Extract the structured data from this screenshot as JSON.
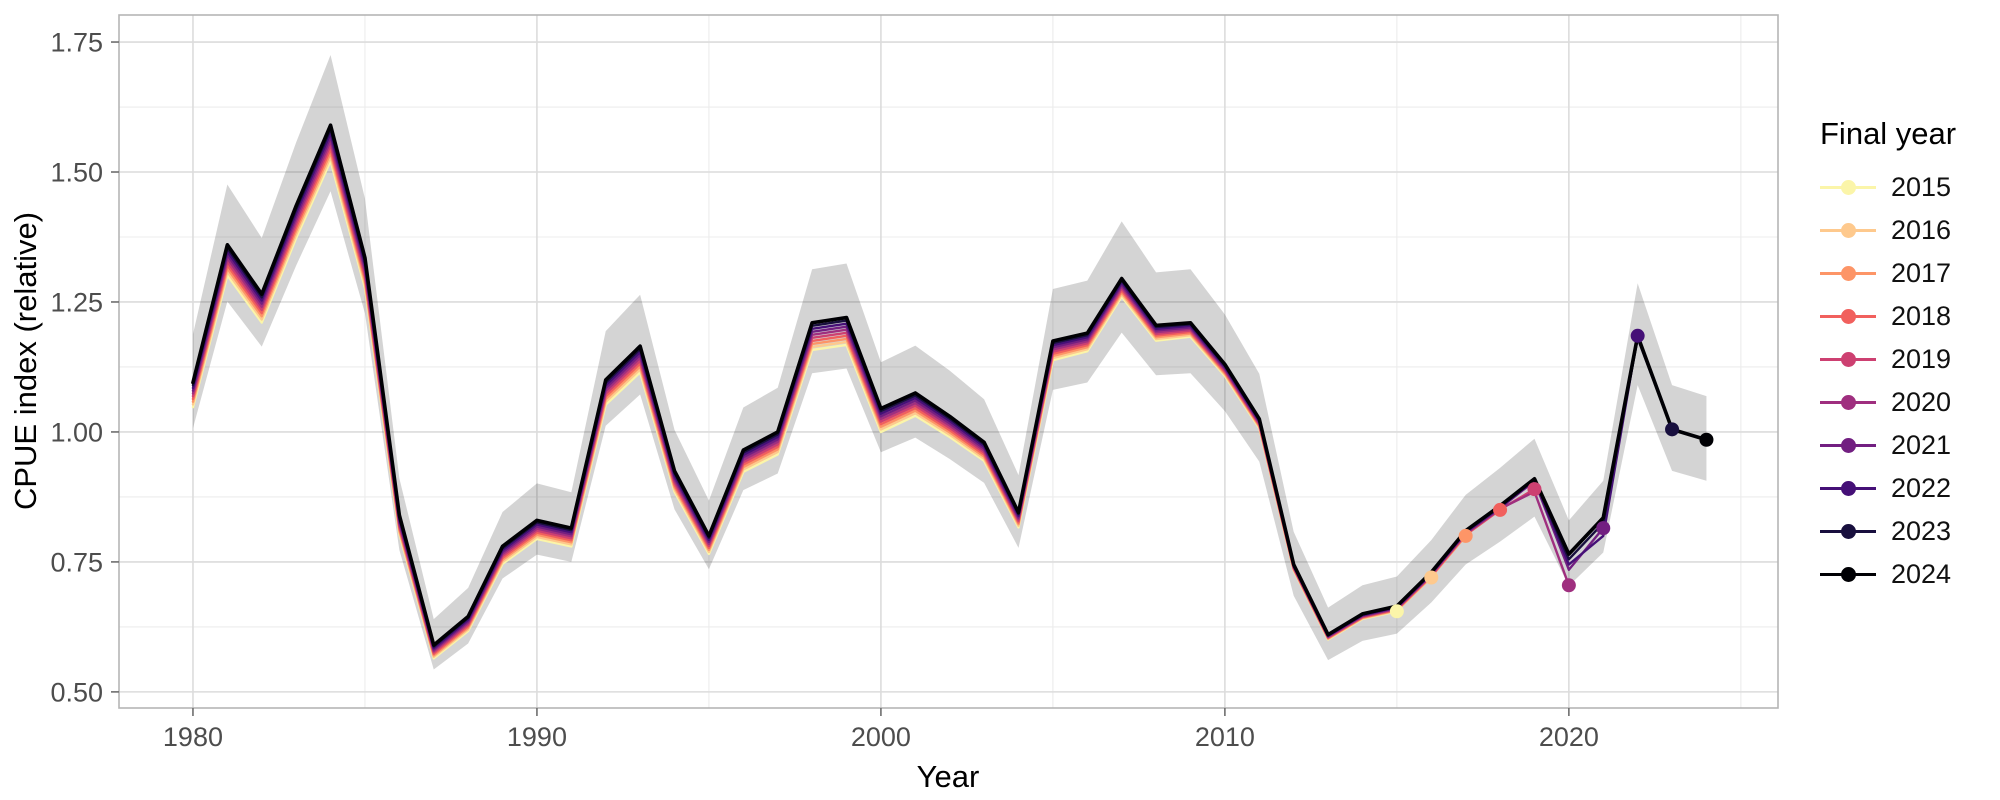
{
  "chart_data": {
    "type": "line",
    "title": "",
    "xlabel": "Year",
    "ylabel": "CPUE index (relative)",
    "legend_title": "Final year",
    "legend_position": "right",
    "grid": "on",
    "panel_background": "#ffffff",
    "major_grid_color": "#dcdcdc",
    "minor_grid_color": "#ececec",
    "panel_border_color": "#b5b5b5",
    "tick_color": "#6e6e6e",
    "tick_label_color": "#4d4d4d",
    "xlim": [
      1977.85,
      2026.08
    ],
    "ylim": [
      0.469,
      1.802
    ],
    "x_major_ticks": [
      1980,
      1990,
      2000,
      2010,
      2020
    ],
    "x_minor_ticks": [
      1985,
      1995,
      2005,
      2015,
      2025
    ],
    "y_major_ticks": [
      0.5,
      0.75,
      1.0,
      1.25,
      1.5,
      1.75
    ],
    "y_tick_labels": [
      "0.50",
      "0.75",
      "1.00",
      "1.25",
      "1.50",
      "1.75"
    ],
    "y_minor_ticks": [
      0.625,
      0.875,
      1.125,
      1.375,
      1.625
    ],
    "year_start": 1980,
    "years_end": 2024,
    "base": [
      1.095,
      1.36,
      1.265,
      1.435,
      1.59,
      1.335,
      0.84,
      0.59,
      0.645,
      0.78,
      0.83,
      0.815,
      1.1,
      1.165,
      0.925,
      0.8,
      0.965,
      1.0,
      1.21,
      1.22,
      1.045,
      1.075,
      1.03,
      0.98,
      0.845,
      1.175,
      1.19,
      1.295,
      1.205,
      1.21,
      1.13,
      1.025,
      0.745,
      0.61,
      0.65,
      0.665,
      0.73,
      0.81,
      0.858,
      0.91,
      0.765,
      0.835,
      1.185,
      1.005,
      0.985
    ],
    "ribbon_lower": [
      1.007,
      1.251,
      1.164,
      1.32,
      1.463,
      1.228,
      0.773,
      0.543,
      0.593,
      0.718,
      0.764,
      0.75,
      1.012,
      1.072,
      0.851,
      0.736,
      0.888,
      0.92,
      1.113,
      1.122,
      0.961,
      0.989,
      0.948,
      0.902,
      0.777,
      1.081,
      1.095,
      1.191,
      1.109,
      1.113,
      1.04,
      0.943,
      0.685,
      0.561,
      0.598,
      0.612,
      0.672,
      0.745,
      0.789,
      0.837,
      0.704,
      0.768,
      1.09,
      0.925,
      0.906
    ],
    "ribbon_upper": [
      1.188,
      1.476,
      1.373,
      1.557,
      1.725,
      1.449,
      0.911,
      0.64,
      0.7,
      0.846,
      0.901,
      0.884,
      1.194,
      1.264,
      1.004,
      0.868,
      1.047,
      1.085,
      1.313,
      1.324,
      1.134,
      1.166,
      1.118,
      1.063,
      0.917,
      1.275,
      1.291,
      1.405,
      1.307,
      1.313,
      1.226,
      1.112,
      0.808,
      0.662,
      0.705,
      0.722,
      0.792,
      0.879,
      0.931,
      0.987,
      0.83,
      0.906,
      1.286,
      1.09,
      1.069
    ],
    "ribbon_color": "#000000",
    "ribbon_opacity": 0.17,
    "retro_model": {
      "deviation_per_series_year": 0.0048,
      "decay_start_year": 2000,
      "decay_end_year": 2012,
      "decay_floor": 0.35
    },
    "series": [
      {
        "final_year": 2015,
        "label": "2015",
        "color": "#FBF5A9",
        "end_value": 0.655,
        "overrides": {}
      },
      {
        "final_year": 2016,
        "label": "2016",
        "color": "#FEC98D",
        "end_value": 0.72,
        "overrides": {}
      },
      {
        "final_year": 2017,
        "label": "2017",
        "color": "#FD9567",
        "end_value": 0.8,
        "overrides": {}
      },
      {
        "final_year": 2018,
        "label": "2018",
        "color": "#F1605D",
        "end_value": 0.85,
        "overrides": {}
      },
      {
        "final_year": 2019,
        "label": "2019",
        "color": "#CD4071",
        "end_value": 0.89,
        "overrides": {}
      },
      {
        "final_year": 2020,
        "label": "2020",
        "color": "#9F2F7F",
        "end_value": 0.705,
        "overrides": {
          "2019": 0.885
        }
      },
      {
        "final_year": 2021,
        "label": "2021",
        "color": "#721F81",
        "end_value": 0.815,
        "overrides": {
          "2020": 0.735
        }
      },
      {
        "final_year": 2022,
        "label": "2022",
        "color": "#451077",
        "end_value": 1.185,
        "overrides": {
          "2020": 0.745,
          "2021": 0.8
        }
      },
      {
        "final_year": 2023,
        "label": "2023",
        "color": "#180F3E",
        "end_value": 1.005,
        "overrides": {
          "2020": 0.755,
          "2021": 0.825,
          "2022": 1.18
        }
      },
      {
        "final_year": 2024,
        "label": "2024",
        "color": "#000004",
        "end_value": 0.985,
        "overrides": {}
      }
    ]
  }
}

——

- _Requirement_: Without including the pictures, return each record above exactly as it stands.

- _The completed task_:
Extract the structured data from this screenshot as JSON.
{
  "chart_data": {
    "type": "line",
    "title": "",
    "xlabel": "Year",
    "ylabel": "CPUE index (relative)",
    "legend_title": "Final year",
    "legend_position": "right",
    "grid": "on",
    "panel_background": "#ffffff",
    "major_grid_color": "#dcdcdc",
    "minor_grid_color": "#ececec",
    "panel_border_color": "#b5b5b5",
    "tick_color": "#6e6e6e",
    "tick_label_color": "#4d4d4d",
    "xlim": [
      1977.85,
      2026.08
    ],
    "ylim": [
      0.469,
      1.802
    ],
    "x_major_ticks": [
      1980,
      1990,
      2000,
      2010,
      2020
    ],
    "x_minor_ticks": [
      1985,
      1995,
      2005,
      2015,
      2025
    ],
    "y_major_ticks": [
      0.5,
      0.75,
      1.0,
      1.25,
      1.5,
      1.75
    ],
    "y_tick_labels": [
      "0.50",
      "0.75",
      "1.00",
      "1.25",
      "1.50",
      "1.75"
    ],
    "y_minor_ticks": [
      0.625,
      0.875,
      1.125,
      1.375,
      1.625
    ],
    "year_start": 1980,
    "years_end": 2024,
    "base": [
      1.095,
      1.36,
      1.265,
      1.435,
      1.59,
      1.335,
      0.84,
      0.59,
      0.645,
      0.78,
      0.83,
      0.815,
      1.1,
      1.165,
      0.925,
      0.8,
      0.965,
      1.0,
      1.21,
      1.22,
      1.045,
      1.075,
      1.03,
      0.98,
      0.845,
      1.175,
      1.19,
      1.295,
      1.205,
      1.21,
      1.13,
      1.025,
      0.745,
      0.61,
      0.65,
      0.665,
      0.73,
      0.81,
      0.858,
      0.91,
      0.765,
      0.835,
      1.185,
      1.005,
      0.985
    ],
    "ribbon_lower": [
      1.007,
      1.251,
      1.164,
      1.32,
      1.463,
      1.228,
      0.773,
      0.543,
      0.593,
      0.718,
      0.764,
      0.75,
      1.012,
      1.072,
      0.851,
      0.736,
      0.888,
      0.92,
      1.113,
      1.122,
      0.961,
      0.989,
      0.948,
      0.902,
      0.777,
      1.081,
      1.095,
      1.191,
      1.109,
      1.113,
      1.04,
      0.943,
      0.685,
      0.561,
      0.598,
      0.612,
      0.672,
      0.745,
      0.789,
      0.837,
      0.704,
      0.768,
      1.09,
      0.925,
      0.906
    ],
    "ribbon_upper": [
      1.188,
      1.476,
      1.373,
      1.557,
      1.725,
      1.449,
      0.911,
      0.64,
      0.7,
      0.846,
      0.901,
      0.884,
      1.194,
      1.264,
      1.004,
      0.868,
      1.047,
      1.085,
      1.313,
      1.324,
      1.134,
      1.166,
      1.118,
      1.063,
      0.917,
      1.275,
      1.291,
      1.405,
      1.307,
      1.313,
      1.226,
      1.112,
      0.808,
      0.662,
      0.705,
      0.722,
      0.792,
      0.879,
      0.931,
      0.987,
      0.83,
      0.906,
      1.286,
      1.09,
      1.069
    ],
    "ribbon_color": "#000000",
    "ribbon_opacity": 0.17,
    "retro_model": {
      "deviation_per_series_year": 0.0048,
      "decay_start_year": 2000,
      "decay_end_year": 2012,
      "decay_floor": 0.35
    },
    "series": [
      {
        "final_year": 2015,
        "label": "2015",
        "color": "#FBF5A9",
        "end_value": 0.655,
        "overrides": {}
      },
      {
        "final_year": 2016,
        "label": "2016",
        "color": "#FEC98D",
        "end_value": 0.72,
        "overrides": {}
      },
      {
        "final_year": 2017,
        "label": "2017",
        "color": "#FD9567",
        "end_value": 0.8,
        "overrides": {}
      },
      {
        "final_year": 2018,
        "label": "2018",
        "color": "#F1605D",
        "end_value": 0.85,
        "overrides": {}
      },
      {
        "final_year": 2019,
        "label": "2019",
        "color": "#CD4071",
        "end_value": 0.89,
        "overrides": {}
      },
      {
        "final_year": 2020,
        "label": "2020",
        "color": "#9F2F7F",
        "end_value": 0.705,
        "overrides": {
          "2019": 0.885
        }
      },
      {
        "final_year": 2021,
        "label": "2021",
        "color": "#721F81",
        "end_value": 0.815,
        "overrides": {
          "2020": 0.735
        }
      },
      {
        "final_year": 2022,
        "label": "2022",
        "color": "#451077",
        "end_value": 1.185,
        "overrides": {
          "2020": 0.745,
          "2021": 0.8
        }
      },
      {
        "final_year": 2023,
        "label": "2023",
        "color": "#180F3E",
        "end_value": 1.005,
        "overrides": {
          "2020": 0.755,
          "2021": 0.825,
          "2022": 1.18
        }
      },
      {
        "final_year": 2024,
        "label": "2024",
        "color": "#000004",
        "end_value": 0.985,
        "overrides": {}
      }
    ]
  }
}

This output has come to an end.